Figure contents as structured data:
....................

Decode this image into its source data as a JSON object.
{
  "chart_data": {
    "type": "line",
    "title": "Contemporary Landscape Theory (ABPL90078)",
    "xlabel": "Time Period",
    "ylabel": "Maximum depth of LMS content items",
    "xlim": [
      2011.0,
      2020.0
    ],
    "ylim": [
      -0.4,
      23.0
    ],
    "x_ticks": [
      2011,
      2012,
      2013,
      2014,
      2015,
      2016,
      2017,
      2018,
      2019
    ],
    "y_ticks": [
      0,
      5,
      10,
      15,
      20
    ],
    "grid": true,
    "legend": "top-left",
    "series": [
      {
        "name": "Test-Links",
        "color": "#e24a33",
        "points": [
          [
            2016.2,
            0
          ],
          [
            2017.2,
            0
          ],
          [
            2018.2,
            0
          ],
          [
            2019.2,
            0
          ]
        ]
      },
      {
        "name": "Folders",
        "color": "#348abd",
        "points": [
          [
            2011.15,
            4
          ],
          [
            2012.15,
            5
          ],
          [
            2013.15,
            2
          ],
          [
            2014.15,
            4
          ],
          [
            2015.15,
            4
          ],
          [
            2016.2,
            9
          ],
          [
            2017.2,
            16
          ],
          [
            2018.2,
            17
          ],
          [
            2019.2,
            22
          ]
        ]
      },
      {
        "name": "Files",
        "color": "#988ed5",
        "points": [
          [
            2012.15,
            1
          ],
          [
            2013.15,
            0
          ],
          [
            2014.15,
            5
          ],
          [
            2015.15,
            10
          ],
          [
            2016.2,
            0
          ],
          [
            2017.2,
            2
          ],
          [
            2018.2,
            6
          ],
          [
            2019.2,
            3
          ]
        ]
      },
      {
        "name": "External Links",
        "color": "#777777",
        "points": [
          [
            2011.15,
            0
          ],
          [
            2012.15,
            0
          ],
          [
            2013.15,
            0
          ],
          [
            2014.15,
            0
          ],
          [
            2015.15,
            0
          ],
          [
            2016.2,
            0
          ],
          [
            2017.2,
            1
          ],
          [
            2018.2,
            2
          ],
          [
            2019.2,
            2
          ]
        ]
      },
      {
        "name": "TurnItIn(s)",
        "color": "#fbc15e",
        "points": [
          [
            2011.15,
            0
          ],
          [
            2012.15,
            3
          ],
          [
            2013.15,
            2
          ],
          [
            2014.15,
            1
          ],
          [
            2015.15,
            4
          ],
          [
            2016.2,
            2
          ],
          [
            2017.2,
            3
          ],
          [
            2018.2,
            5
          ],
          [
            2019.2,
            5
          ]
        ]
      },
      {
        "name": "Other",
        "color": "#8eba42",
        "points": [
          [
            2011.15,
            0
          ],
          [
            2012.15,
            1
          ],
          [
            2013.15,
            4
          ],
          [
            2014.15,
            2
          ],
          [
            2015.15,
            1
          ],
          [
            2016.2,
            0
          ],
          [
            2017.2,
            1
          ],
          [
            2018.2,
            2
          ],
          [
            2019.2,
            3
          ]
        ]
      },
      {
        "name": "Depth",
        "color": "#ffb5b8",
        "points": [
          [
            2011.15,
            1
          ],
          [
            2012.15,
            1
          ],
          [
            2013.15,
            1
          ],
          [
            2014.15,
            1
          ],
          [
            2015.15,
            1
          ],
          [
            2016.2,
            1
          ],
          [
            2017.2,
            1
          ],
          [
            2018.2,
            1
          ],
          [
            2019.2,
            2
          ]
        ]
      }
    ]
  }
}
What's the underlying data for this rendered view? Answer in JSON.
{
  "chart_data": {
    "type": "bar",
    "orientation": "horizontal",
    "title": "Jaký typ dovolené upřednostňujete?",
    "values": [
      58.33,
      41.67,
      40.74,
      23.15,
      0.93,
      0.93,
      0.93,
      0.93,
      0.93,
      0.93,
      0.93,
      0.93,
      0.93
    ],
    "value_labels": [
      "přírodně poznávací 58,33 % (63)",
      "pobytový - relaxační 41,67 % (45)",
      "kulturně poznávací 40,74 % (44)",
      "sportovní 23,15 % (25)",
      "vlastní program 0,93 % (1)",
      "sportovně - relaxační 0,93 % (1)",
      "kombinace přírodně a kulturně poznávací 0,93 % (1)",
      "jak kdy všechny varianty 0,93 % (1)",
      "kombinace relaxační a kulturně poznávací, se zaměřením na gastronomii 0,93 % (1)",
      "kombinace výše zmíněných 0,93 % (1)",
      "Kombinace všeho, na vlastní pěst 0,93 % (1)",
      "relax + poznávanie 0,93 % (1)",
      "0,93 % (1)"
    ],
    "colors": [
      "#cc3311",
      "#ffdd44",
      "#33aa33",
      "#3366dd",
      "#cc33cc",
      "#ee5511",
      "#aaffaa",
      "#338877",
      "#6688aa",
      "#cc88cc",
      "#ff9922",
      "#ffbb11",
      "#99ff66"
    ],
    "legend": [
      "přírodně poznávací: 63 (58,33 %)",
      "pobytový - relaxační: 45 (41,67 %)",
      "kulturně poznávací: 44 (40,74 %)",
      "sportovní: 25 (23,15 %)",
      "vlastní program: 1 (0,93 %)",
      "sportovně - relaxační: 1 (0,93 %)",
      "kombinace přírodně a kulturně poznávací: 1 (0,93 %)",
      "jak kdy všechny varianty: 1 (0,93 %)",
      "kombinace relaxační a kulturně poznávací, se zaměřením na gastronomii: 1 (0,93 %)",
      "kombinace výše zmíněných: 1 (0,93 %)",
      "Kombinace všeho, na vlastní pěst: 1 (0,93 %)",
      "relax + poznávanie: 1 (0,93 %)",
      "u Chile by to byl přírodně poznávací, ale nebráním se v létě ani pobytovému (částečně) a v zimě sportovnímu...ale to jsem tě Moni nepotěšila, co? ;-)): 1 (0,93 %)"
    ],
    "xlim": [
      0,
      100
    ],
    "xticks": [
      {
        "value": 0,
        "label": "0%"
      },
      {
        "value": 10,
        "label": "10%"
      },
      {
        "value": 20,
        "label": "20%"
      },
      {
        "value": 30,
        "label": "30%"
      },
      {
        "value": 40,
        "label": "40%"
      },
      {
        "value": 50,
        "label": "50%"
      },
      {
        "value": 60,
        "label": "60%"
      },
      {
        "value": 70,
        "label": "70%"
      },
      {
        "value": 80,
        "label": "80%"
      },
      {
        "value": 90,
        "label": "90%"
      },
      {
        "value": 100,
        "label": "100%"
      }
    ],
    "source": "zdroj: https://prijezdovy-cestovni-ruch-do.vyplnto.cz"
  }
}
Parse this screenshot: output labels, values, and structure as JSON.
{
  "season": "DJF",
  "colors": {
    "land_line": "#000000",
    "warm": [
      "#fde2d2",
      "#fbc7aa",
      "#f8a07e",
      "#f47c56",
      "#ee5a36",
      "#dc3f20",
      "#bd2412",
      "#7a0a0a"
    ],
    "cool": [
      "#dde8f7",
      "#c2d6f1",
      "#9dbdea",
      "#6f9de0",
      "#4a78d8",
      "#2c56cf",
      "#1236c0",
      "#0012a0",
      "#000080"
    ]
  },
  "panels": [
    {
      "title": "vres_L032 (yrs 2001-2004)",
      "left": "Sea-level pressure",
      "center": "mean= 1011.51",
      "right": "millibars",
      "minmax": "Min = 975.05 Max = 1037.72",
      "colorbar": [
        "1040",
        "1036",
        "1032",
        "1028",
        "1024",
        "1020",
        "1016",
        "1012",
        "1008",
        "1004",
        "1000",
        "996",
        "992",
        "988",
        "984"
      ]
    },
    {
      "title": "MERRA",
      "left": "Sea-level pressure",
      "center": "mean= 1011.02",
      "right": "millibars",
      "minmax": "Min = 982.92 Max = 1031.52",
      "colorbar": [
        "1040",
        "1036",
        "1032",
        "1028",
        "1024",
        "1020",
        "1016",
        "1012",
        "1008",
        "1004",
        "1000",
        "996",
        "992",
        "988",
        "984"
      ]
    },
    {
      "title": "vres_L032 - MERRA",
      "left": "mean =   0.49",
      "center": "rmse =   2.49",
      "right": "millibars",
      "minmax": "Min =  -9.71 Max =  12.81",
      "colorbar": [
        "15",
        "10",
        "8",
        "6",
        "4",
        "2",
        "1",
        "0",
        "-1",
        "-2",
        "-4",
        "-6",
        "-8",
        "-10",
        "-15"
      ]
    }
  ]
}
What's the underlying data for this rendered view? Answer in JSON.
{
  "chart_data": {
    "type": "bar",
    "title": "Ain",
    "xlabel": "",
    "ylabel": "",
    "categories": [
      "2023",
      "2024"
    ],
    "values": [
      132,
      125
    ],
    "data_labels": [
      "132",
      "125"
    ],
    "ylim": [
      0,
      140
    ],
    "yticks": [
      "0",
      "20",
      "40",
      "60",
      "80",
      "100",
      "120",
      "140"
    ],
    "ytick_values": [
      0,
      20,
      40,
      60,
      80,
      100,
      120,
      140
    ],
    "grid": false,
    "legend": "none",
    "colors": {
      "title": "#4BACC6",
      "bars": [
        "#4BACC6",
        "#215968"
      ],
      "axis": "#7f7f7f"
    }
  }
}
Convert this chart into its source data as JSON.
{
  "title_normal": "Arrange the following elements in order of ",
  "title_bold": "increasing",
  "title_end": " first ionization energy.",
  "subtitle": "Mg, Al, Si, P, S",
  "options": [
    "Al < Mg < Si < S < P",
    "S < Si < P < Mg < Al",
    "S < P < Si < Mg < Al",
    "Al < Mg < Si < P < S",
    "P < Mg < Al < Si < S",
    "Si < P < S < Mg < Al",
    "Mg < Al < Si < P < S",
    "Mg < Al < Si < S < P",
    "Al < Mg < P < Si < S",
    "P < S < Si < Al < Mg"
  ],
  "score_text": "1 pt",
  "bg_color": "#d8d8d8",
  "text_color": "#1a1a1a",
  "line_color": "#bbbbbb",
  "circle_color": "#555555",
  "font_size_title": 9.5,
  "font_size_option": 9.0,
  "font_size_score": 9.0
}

....................

_AIM OF THE TASK:_ Work out how many lines of the listing above include the word "gastronomii". Reply with nothing but the count.

_COMPLETE RESPONSE:_ 2